Requirements ▸ All of the material below is to be retyped exactly.

Recorded data:
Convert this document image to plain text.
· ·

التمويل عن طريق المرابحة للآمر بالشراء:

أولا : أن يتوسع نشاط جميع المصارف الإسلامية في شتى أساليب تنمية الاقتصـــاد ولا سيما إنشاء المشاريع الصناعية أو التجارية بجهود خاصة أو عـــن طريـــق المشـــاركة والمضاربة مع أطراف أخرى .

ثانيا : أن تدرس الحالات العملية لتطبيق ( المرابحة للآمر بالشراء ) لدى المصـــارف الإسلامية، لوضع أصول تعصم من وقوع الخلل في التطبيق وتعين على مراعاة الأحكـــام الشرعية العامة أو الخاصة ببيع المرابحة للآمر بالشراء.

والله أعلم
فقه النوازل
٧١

Answer to the problem ▸
Convert this document image to plain text.
· ·

التمويل عن طريق المرابحة للآمر بالشراء:

أولا : أن يتوسع نشاط جميع المصارف الإسلامية في شتى أساليب تنمية الاقتصـــاد ولا سيما إنشاء المشاريع الصناعية أو التجارية بجهود خاصة أو عـــن طريـــق المشـــاركة والمضاربة مع أطراف أخرى .

ثانيا : أن تدرس الحالات العملية لتطبيق ( المرابحة للآمر بالشراء ) لدى المصـــارف الإسلامية، لوضع أصول تعصم من وقوع الخلل في التطبيق وتعين على مراعاة الأحكـــام الشرعية العامة أو الخاصة ببيع المرابحة للآمر بالشراء.

والله أعلم
فقه النوازل
٧١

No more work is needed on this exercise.